-------- Working data --------

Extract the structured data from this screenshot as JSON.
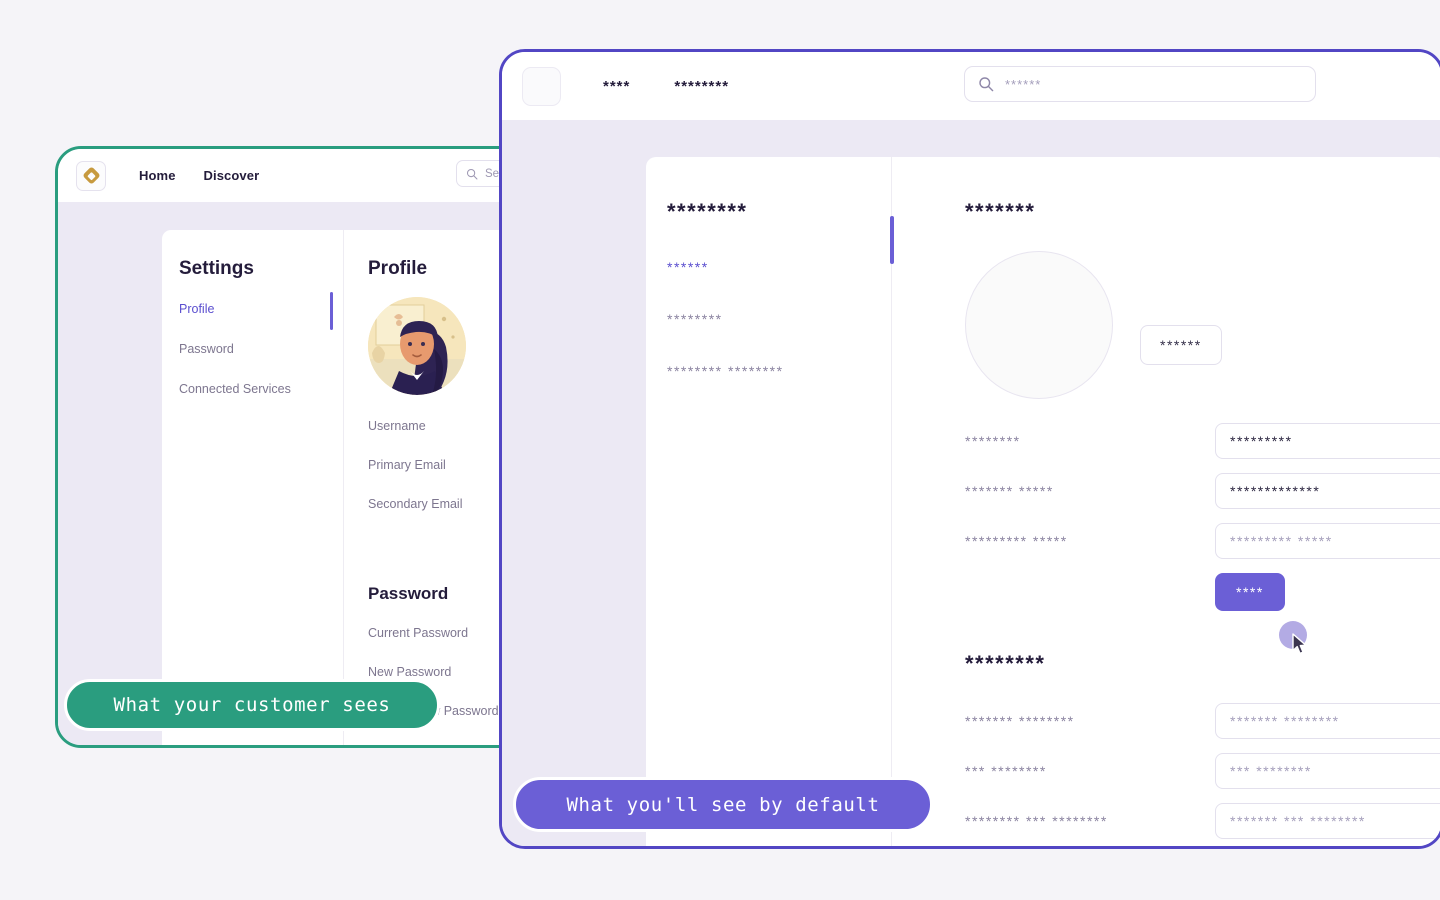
{
  "page": {
    "background_color": "#f5f4f8"
  },
  "left_card": {
    "accent_color": "#2a9d7f",
    "logo_icon": "diamond-logo-icon",
    "nav": [
      "Home",
      "Discover"
    ],
    "search": {
      "icon": "search-icon",
      "placeholder": "Search",
      "value": ""
    },
    "settings": {
      "title": "Settings",
      "items": [
        {
          "label": "Profile",
          "active": true
        },
        {
          "label": "Password",
          "active": false
        },
        {
          "label": "Connected Services",
          "active": false
        }
      ]
    },
    "profile": {
      "title": "Profile",
      "avatar_icon": "user-avatar-illustration",
      "fields": [
        "Username",
        "Primary Email",
        "Secondary Email"
      ]
    },
    "password": {
      "title": "Password",
      "fields": [
        "Current Password",
        "New Password",
        "Confirm New Password"
      ]
    }
  },
  "right_card": {
    "accent_color": "#5246c4",
    "logo_icon": "app-logo-icon",
    "nav": [
      "****",
      "********"
    ],
    "search": {
      "icon": "search-icon",
      "placeholder": "******",
      "value": ""
    },
    "settings": {
      "title": "********",
      "items": [
        {
          "label": "******",
          "active": true
        },
        {
          "label": "********",
          "active": false
        },
        {
          "label": "******** ********",
          "active": false
        }
      ]
    },
    "profile": {
      "title": "*******",
      "avatar_icon": "avatar-placeholder-icon",
      "upload_button": "******",
      "fields": [
        {
          "label": "********",
          "value": "*********",
          "muted": false
        },
        {
          "label": "******* *****",
          "value": "*************",
          "muted": false
        },
        {
          "label": "********* *****",
          "value": "********* *****",
          "muted": true
        }
      ],
      "save_button": "****"
    },
    "password": {
      "title": "********",
      "fields": [
        {
          "label": "******* ********",
          "value": "******* ********",
          "muted": true
        },
        {
          "label": "*** ********",
          "value": "*** ********",
          "muted": true
        },
        {
          "label": "******** *** ********",
          "value": "******* *** ********",
          "muted": true
        }
      ]
    },
    "cursor": {
      "icon": "mouse-cursor-icon",
      "ripple": "click-ripple"
    }
  },
  "callouts": {
    "customer": {
      "text": "What your customer sees",
      "color": "#2a9d7f"
    },
    "default": {
      "text": "What you'll see by default",
      "color": "#6b5fd6"
    }
  }
}
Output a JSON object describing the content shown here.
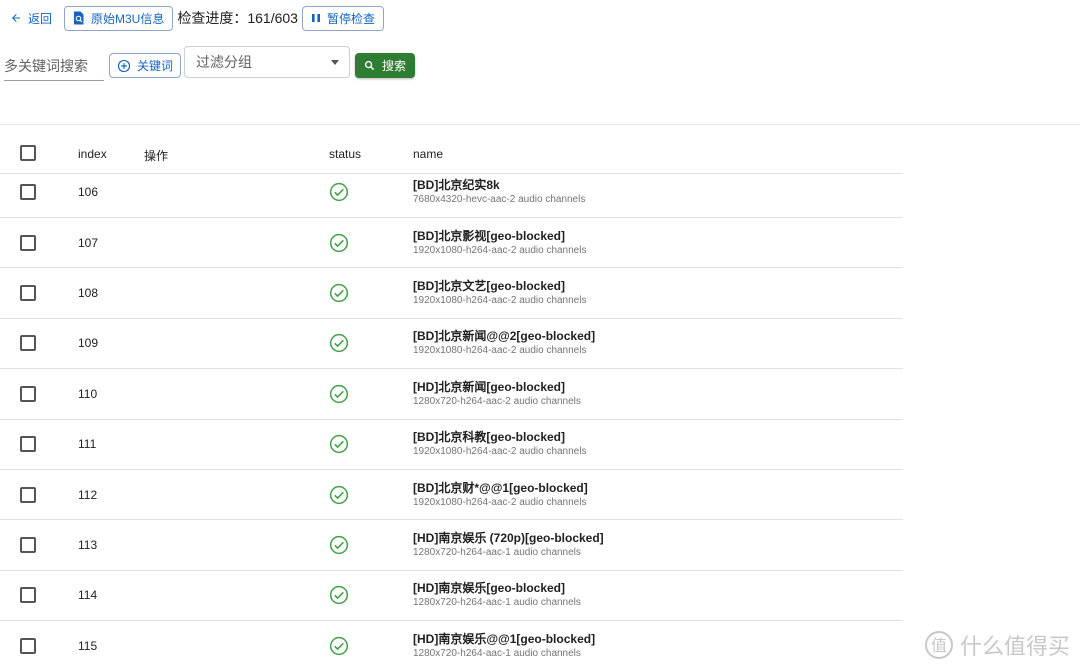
{
  "toolbar": {
    "back_label": "返回",
    "m3u_label": "原始M3U信息",
    "progress_label": "检查进度：161/603",
    "pause_label": "暂停检查"
  },
  "filters": {
    "keyword_placeholder": "多关键词搜索",
    "add_keyword_label": "关键词",
    "group_placeholder": "过滤分组",
    "search_label": "搜索"
  },
  "table": {
    "headers": {
      "index": "index",
      "action": "操作",
      "status": "status",
      "name": "name"
    },
    "rows": [
      {
        "index": "106",
        "name": "[BD]北京纪实8k",
        "detail": "7680x4320-hevc-aac-2 audio channels",
        "status": "ok"
      },
      {
        "index": "107",
        "name": "[BD]北京影视[geo-blocked]",
        "detail": "1920x1080-h264-aac-2 audio channels",
        "status": "ok"
      },
      {
        "index": "108",
        "name": "[BD]北京文艺[geo-blocked]",
        "detail": "1920x1080-h264-aac-2 audio channels",
        "status": "ok"
      },
      {
        "index": "109",
        "name": "[BD]北京新闻@@2[geo-blocked]",
        "detail": "1920x1080-h264-aac-2 audio channels",
        "status": "ok"
      },
      {
        "index": "110",
        "name": "[HD]北京新闻[geo-blocked]",
        "detail": "1280x720-h264-aac-2 audio channels",
        "status": "ok"
      },
      {
        "index": "111",
        "name": "[BD]北京科教[geo-blocked]",
        "detail": "1920x1080-h264-aac-2 audio channels",
        "status": "ok"
      },
      {
        "index": "112",
        "name": "[BD]北京财*@@1[geo-blocked]",
        "detail": "1920x1080-h264-aac-2 audio channels",
        "status": "ok"
      },
      {
        "index": "113",
        "name": "[HD]南京娱乐 (720p)[geo-blocked]",
        "detail": "1280x720-h264-aac-1 audio channels",
        "status": "ok"
      },
      {
        "index": "114",
        "name": "[HD]南京娱乐[geo-blocked]",
        "detail": "1280x720-h264-aac-1 audio channels",
        "status": "ok"
      },
      {
        "index": "115",
        "name": "[HD]南京娱乐@@1[geo-blocked]",
        "detail": "1280x720-h264-aac-1 audio channels",
        "status": "ok"
      }
    ]
  },
  "watermark": {
    "text": "什么值得买",
    "icon": "smzdm-logo-icon"
  },
  "colors": {
    "primary": "#1565c0",
    "success": "#2e7d32",
    "status_ok": "#43a047"
  },
  "icons": {
    "back": "arrow-left-icon",
    "m3u": "search-document-icon",
    "pause": "pause-icon",
    "add": "plus-circle-icon",
    "search": "magnifier-icon",
    "status_ok": "check-circle-icon"
  }
}
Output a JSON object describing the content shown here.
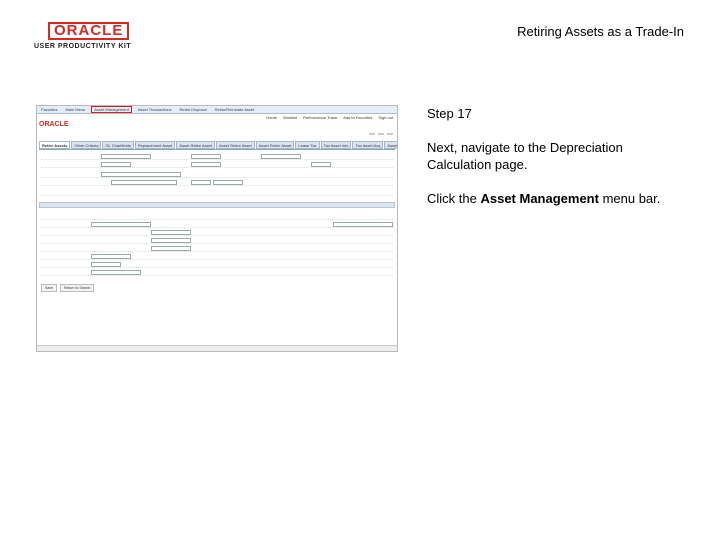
{
  "header": {
    "logo_text": "ORACLE",
    "logo_sub": "USER PRODUCTIVITY KIT",
    "page_title": "Retiring Assets as a Trade-In"
  },
  "instructions": {
    "step": "Step 17",
    "text": "Next, navigate to the Depreciation Calculation page.",
    "click_prefix": "Click the ",
    "click_target": "Asset Management",
    "click_suffix": " menu bar."
  },
  "screenshot": {
    "menu_items": [
      "Favorites",
      "Main Menu",
      "Asset Management",
      "Asset Transactions",
      "Retire Disposal",
      "Retire/Reinstate Asset"
    ],
    "active_menu": "Asset Management",
    "top_links": [
      "Home",
      "Worklist",
      "Performance Trace",
      "Add to Favorites",
      "Sign out"
    ],
    "brand": "ORACLE",
    "tabs": [
      "Retire Assets",
      "Other Criteria",
      "GL Chartfields",
      "Replacement Asset",
      "Asset Retire Asset",
      "Asset Retire Asset",
      "Asset Retire Asset",
      "Lease Tax",
      "Tax Asset Info",
      "Tax Asset Acq",
      "Asset Entity"
    ],
    "selected_tab": "Retire Assets",
    "buttons": [
      "Save",
      "Return to Search"
    ]
  }
}
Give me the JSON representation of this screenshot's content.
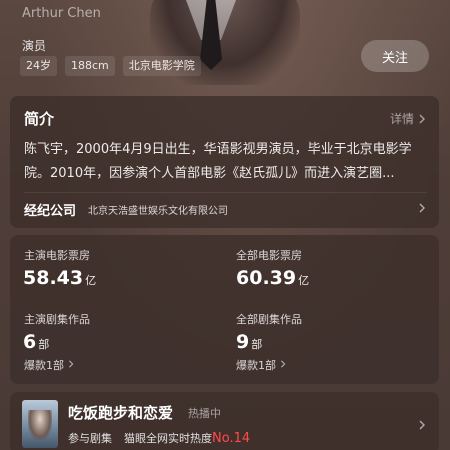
{
  "header": {
    "english_name": "Arthur Chen",
    "occupation": "演员",
    "tags": [
      "24岁",
      "188cm",
      "北京电影学院"
    ],
    "follow_label": "关注"
  },
  "intro": {
    "title": "简介",
    "detail_label": "详情",
    "text": "陈飞宇，2000年4月9日出生，华语影视男演员，毕业于北京电影学院。2010年，因参演个人首部电影《赵氏孤儿》而进入演艺圈...",
    "agency_label": "经纪公司",
    "agency_name": "北京天浩盛世娱乐文化有限公司"
  },
  "stats": {
    "lead_box_office_label": "主演电影票房",
    "lead_box_office_value": "58.43",
    "lead_box_office_unit": "亿",
    "total_box_office_label": "全部电影票房",
    "total_box_office_value": "60.39",
    "total_box_office_unit": "亿",
    "lead_series_label": "主演剧集作品",
    "lead_series_value": "6",
    "lead_series_unit": "部",
    "lead_series_hits": "爆款1部",
    "total_series_label": "全部剧集作品",
    "total_series_value": "9",
    "total_series_unit": "部",
    "total_series_hits": "爆款1部"
  },
  "drama": {
    "title": "吃饭跑步和恋爱",
    "status": "热播中",
    "role": "参与剧集",
    "heat_label": "猫眼全网实时热度",
    "rank": "No.14"
  },
  "colors": {
    "accent_rank": "#ff4a4a",
    "card_bg": "#3c2e2a",
    "page_bg": "#4a3a35"
  }
}
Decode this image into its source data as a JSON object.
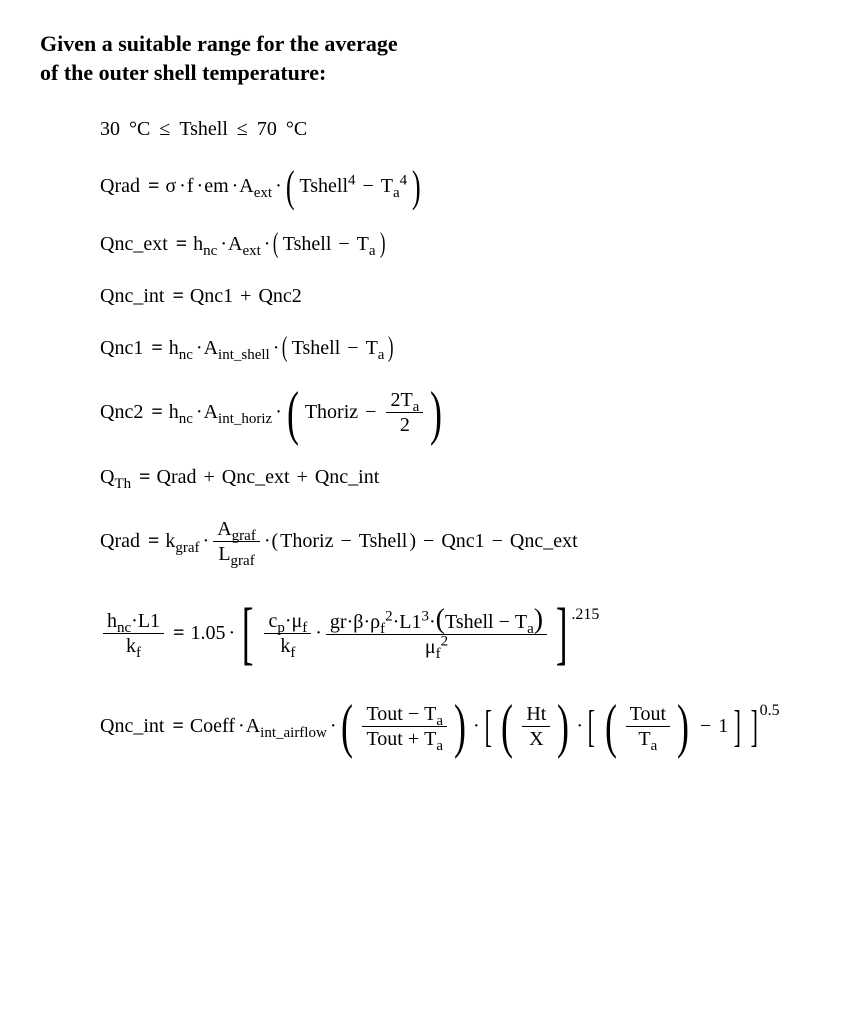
{
  "heading_line1": "Given a suitable range for the average",
  "heading_line2": "of the outer shell temperature:",
  "eq1": {
    "low": "30",
    "lowUnit": "°C",
    "le1": "≤",
    "var": "Tshell",
    "le2": "≤",
    "high": "70",
    "highUnit": "°C"
  },
  "eq2": {
    "lhs": "Qrad",
    "sigma": "σ",
    "f": "f",
    "em": "em",
    "A": "A",
    "Asub": "ext",
    "Tshell": "Tshell",
    "p1": "4",
    "Ta": "T",
    "Tasub": "a",
    "p2": "4"
  },
  "eq3": {
    "lhs": "Qnc_ext",
    "h": "h",
    "hsub": "nc",
    "A": "A",
    "Asub": "ext",
    "Tshell": "Tshell",
    "Ta": "T",
    "Tasub": "a"
  },
  "eq4": {
    "lhs": "Qnc_int",
    "r1": "Qnc1",
    "r2": "Qnc2"
  },
  "eq5": {
    "lhs": "Qnc1",
    "h": "h",
    "hsub": "nc",
    "A": "A",
    "Asub": "int_shell",
    "Tshell": "Tshell",
    "Ta": "T",
    "Tasub": "a"
  },
  "eq6": {
    "lhs": "Qnc2",
    "h": "h",
    "hsub": "nc",
    "A": "A",
    "Asub": "int_horiz",
    "Thoriz": "Thoriz",
    "num2": "2T",
    "num2sub": "a",
    "den2": "2"
  },
  "eq7": {
    "lhs": "Q",
    "lhssub": "Th",
    "r1": "Qrad",
    "r2": "Qnc_ext",
    "r3": "Qnc_int"
  },
  "eq8": {
    "lhs": "Qrad",
    "k": "k",
    "ksub": "graf",
    "An": "A",
    "Ansub": "graf",
    "Ld": "L",
    "Ldsub": "graf",
    "Thoriz": "Thoriz",
    "Tshell": "Tshell",
    "t1": "Qnc1",
    "t2": "Qnc_ext"
  },
  "eq9": {
    "hn": "h",
    "hnsub": "nc",
    "L1a": "L1",
    "kfa": "k",
    "kfasub": "f",
    "coef": "1.05",
    "cp": "c",
    "cpsub": "p",
    "muf1": "μ",
    "muf1sub": "f",
    "kfb": "k",
    "kfbsub": "f",
    "gr": "gr",
    "beta": "β",
    "rhof": "ρ",
    "rhofsub": "f",
    "rhop": "2",
    "L1b": "L1",
    "L1p": "3",
    "Tshell": "Tshell",
    "Ta": "T",
    "Tasub": "a",
    "muf2": "μ",
    "muf2sub": "f",
    "muf2p": "2",
    "power": ".215"
  },
  "eq10": {
    "lhs": "Qnc_int",
    "Coeff": "Coeff",
    "A": "A",
    "Asub": "int_airflow",
    "Tout1": "Tout",
    "Ta1": "T",
    "Ta1sub": "a",
    "Tout2": "Tout",
    "Ta2": "T",
    "Ta2sub": "a",
    "Ht": "Ht",
    "X": "X",
    "Tout3": "Tout",
    "Ta3": "T",
    "Ta3sub": "a",
    "one": "1",
    "power": "0.5"
  }
}
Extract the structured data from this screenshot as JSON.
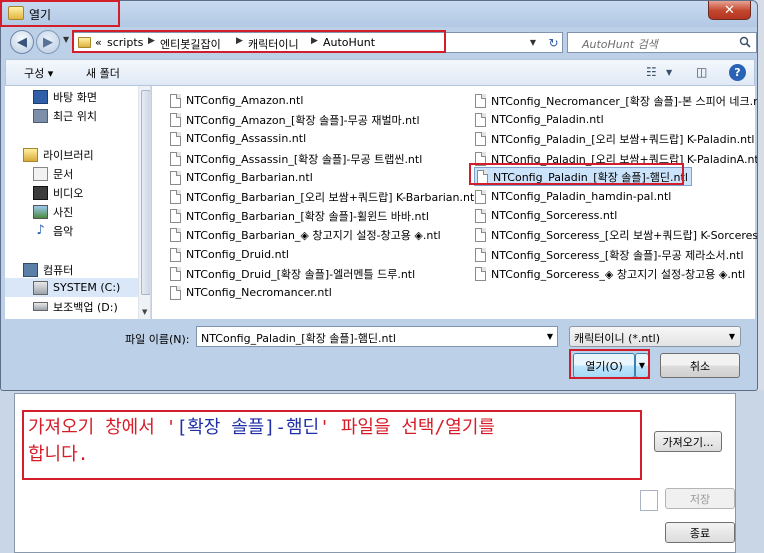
{
  "dialog": {
    "title": "열기",
    "close_symbol": "✕"
  },
  "address_bar": {
    "prefix": "«",
    "segments": [
      "scripts",
      "엔티봇길잡이",
      "캐릭터이니",
      "AutoHunt"
    ]
  },
  "search": {
    "placeholder": "AutoHunt 검색"
  },
  "toolbar": {
    "organize_label": "구성 ▾",
    "new_folder_label": "새 폴더"
  },
  "nav_pane": {
    "items": [
      {
        "label": "바탕 화면",
        "icon": "desktop-icon"
      },
      {
        "label": "최근 위치",
        "icon": "recent-places-icon"
      },
      {
        "label": "라이브러리",
        "icon": "library-icon"
      },
      {
        "label": "문서",
        "icon": "documents-icon"
      },
      {
        "label": "비디오",
        "icon": "videos-icon"
      },
      {
        "label": "사진",
        "icon": "pictures-icon"
      },
      {
        "label": "음악",
        "icon": "music-icon"
      },
      {
        "label": "컴퓨터",
        "icon": "computer-icon"
      },
      {
        "label": "SYSTEM (C:)",
        "icon": "drive-icon"
      },
      {
        "label": "보조백업 (D:)",
        "icon": "drive-icon"
      }
    ]
  },
  "files": {
    "column1": [
      "NTConfig_Amazon.ntl",
      "NTConfig_Amazon_[확장 솔플]-무공 재벌마.ntl",
      "NTConfig_Assassin.ntl",
      "NTConfig_Assassin_[확장 솔플]-무공 트랩씬.ntl",
      "NTConfig_Barbarian.ntl",
      "NTConfig_Barbarian_[오리 보쌈+쿼드랍] K-Barbarian.ntl",
      "NTConfig_Barbarian_[확장 솔플]-휠윈드 바바.ntl",
      "NTConfig_Barbarian_◈ 창고지기 설정-창고용 ◈.ntl",
      "NTConfig_Druid.ntl",
      "NTConfig_Druid_[확장 솔플]-엘러멘틀 드루.ntl",
      "NTConfig_Necromancer.ntl"
    ],
    "column2": [
      "NTConfig_Necromancer_[확장 솔플]-본 스피어 네크.ntl",
      "NTConfig_Paladin.ntl",
      "NTConfig_Paladin_[오리 보쌈+쿼드랍] K-Paladin.ntl",
      "NTConfig_Paladin_[오리 보쌈+쿼드랍] K-PaladinA.ntl",
      "NTConfig_Paladin_[확장 솔플]-햄딘.ntl",
      "NTConfig_Paladin_hamdin-pal.ntl",
      "NTConfig_Sorceress.ntl",
      "NTConfig_Sorceress_[오리 보쌈+쿼드랍] K-Sorceress.ntl",
      "NTConfig_Sorceress_[확장 솔플]-무공 제라소서.ntl",
      "NTConfig_Sorceress_◈ 창고지기 설정-창고용 ◈.ntl"
    ]
  },
  "filename": {
    "label": "파일 이름(N):",
    "value": "NTConfig_Paladin_[확장 솔플]-햄딘.ntl"
  },
  "filter": {
    "value": "캐릭터이니 (*.ntl)"
  },
  "buttons": {
    "open": "열기(O)",
    "cancel": "취소"
  },
  "background": {
    "import_button": "가져오기...",
    "save_button": "저장",
    "exit_button": "종료"
  },
  "callout": {
    "line1_part1": "가져오기 창에서 '",
    "line1_highlight": "[확장 솔플]-햄딘",
    "line1_part2": "' 파일을 선택/열기를",
    "line2": "합니다."
  },
  "colors": {
    "highlight_red": "#d21e2b",
    "callout_text_red": "#d71b27",
    "callout_text_blue": "#1f2fa6",
    "selection_blue": "#cce4fb"
  }
}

--------

> Problem details:
Of the lines in the records, how many contain the word "Management"? Answer with the number and nothing else.

> Answer to this task:
3